DATASET ROWS:
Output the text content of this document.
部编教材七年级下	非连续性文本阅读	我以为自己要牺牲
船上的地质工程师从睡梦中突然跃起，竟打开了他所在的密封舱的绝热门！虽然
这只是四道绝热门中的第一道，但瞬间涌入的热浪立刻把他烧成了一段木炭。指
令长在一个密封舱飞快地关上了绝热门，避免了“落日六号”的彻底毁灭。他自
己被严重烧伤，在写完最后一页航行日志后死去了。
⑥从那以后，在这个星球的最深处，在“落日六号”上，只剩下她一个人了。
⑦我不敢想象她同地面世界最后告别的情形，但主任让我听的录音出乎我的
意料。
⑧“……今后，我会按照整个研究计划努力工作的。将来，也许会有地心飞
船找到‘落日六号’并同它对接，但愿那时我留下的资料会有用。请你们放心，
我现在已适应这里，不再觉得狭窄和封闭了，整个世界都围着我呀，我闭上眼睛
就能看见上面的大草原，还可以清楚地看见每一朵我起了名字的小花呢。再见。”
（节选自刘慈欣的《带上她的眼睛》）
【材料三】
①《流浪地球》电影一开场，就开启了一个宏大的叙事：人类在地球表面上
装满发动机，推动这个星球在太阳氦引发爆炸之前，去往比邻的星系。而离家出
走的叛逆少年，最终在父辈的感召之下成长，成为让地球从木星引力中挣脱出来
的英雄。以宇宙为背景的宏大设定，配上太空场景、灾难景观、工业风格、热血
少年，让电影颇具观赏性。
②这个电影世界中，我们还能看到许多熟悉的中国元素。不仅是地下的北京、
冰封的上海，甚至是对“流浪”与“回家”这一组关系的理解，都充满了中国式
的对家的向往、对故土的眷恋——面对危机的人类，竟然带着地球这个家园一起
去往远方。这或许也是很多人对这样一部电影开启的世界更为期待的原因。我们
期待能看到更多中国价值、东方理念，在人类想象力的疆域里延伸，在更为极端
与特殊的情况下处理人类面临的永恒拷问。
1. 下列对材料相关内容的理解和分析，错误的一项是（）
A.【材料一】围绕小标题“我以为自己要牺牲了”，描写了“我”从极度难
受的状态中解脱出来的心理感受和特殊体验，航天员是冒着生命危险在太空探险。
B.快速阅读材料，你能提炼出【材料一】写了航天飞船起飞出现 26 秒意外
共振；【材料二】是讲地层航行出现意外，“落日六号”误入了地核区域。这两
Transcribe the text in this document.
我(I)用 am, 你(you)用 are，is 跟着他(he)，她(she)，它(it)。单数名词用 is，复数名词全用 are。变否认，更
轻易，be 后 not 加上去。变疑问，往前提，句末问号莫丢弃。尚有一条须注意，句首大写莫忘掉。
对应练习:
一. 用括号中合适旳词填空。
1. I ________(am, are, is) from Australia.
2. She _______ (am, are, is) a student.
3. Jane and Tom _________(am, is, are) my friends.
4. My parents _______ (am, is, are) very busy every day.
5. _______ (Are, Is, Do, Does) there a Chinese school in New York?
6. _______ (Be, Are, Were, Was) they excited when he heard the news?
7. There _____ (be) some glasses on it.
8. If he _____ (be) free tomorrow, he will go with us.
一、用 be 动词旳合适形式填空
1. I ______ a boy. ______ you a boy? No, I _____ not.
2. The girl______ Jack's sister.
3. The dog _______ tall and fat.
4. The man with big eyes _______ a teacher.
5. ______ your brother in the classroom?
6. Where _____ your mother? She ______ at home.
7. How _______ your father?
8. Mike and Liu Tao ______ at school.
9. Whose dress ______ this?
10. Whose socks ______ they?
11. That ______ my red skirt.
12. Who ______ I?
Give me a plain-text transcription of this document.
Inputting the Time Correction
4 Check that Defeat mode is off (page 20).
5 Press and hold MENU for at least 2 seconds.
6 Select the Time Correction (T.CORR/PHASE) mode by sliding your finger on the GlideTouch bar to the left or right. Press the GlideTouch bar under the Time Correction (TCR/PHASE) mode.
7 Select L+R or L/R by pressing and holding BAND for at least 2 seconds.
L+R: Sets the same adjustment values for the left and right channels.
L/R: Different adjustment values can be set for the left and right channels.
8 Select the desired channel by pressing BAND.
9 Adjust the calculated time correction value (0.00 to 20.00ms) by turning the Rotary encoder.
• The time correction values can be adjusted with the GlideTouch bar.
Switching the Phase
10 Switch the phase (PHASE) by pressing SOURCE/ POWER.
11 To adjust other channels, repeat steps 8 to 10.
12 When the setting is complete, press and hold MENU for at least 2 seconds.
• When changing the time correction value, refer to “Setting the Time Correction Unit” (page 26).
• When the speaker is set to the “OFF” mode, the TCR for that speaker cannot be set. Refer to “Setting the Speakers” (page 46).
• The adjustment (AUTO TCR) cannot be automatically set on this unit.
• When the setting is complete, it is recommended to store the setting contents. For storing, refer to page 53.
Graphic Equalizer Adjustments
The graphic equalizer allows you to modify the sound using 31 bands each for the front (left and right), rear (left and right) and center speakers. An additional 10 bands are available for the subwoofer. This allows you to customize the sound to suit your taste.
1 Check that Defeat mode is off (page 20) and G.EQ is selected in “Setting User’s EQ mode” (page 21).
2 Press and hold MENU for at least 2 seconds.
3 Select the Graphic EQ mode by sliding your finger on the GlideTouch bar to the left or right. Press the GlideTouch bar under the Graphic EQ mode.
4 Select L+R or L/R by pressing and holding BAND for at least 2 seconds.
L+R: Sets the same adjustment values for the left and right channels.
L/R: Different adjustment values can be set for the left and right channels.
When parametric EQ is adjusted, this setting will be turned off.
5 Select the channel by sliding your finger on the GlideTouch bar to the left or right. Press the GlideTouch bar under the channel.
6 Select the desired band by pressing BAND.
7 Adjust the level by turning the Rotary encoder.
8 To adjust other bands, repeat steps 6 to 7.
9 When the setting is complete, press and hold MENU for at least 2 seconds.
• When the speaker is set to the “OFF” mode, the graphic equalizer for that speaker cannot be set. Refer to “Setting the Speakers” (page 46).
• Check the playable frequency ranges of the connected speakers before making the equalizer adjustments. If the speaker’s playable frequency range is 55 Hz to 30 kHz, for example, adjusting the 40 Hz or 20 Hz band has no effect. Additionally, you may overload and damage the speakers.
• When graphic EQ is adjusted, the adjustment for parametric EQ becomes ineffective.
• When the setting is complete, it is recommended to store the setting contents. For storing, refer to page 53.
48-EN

AIM: Copy every line from the entries that contains the word "bands".

OUTPUT BELOW:
The graphic equalizer allows you to modify the sound using 31 bands each for the front (left and right), rear (left and right) and center speakers. An additional 10 bands are available for the subwoofer. This allows you to customize the sound to suit your taste.
8 To adjust other bands, repeat steps 6 to 7.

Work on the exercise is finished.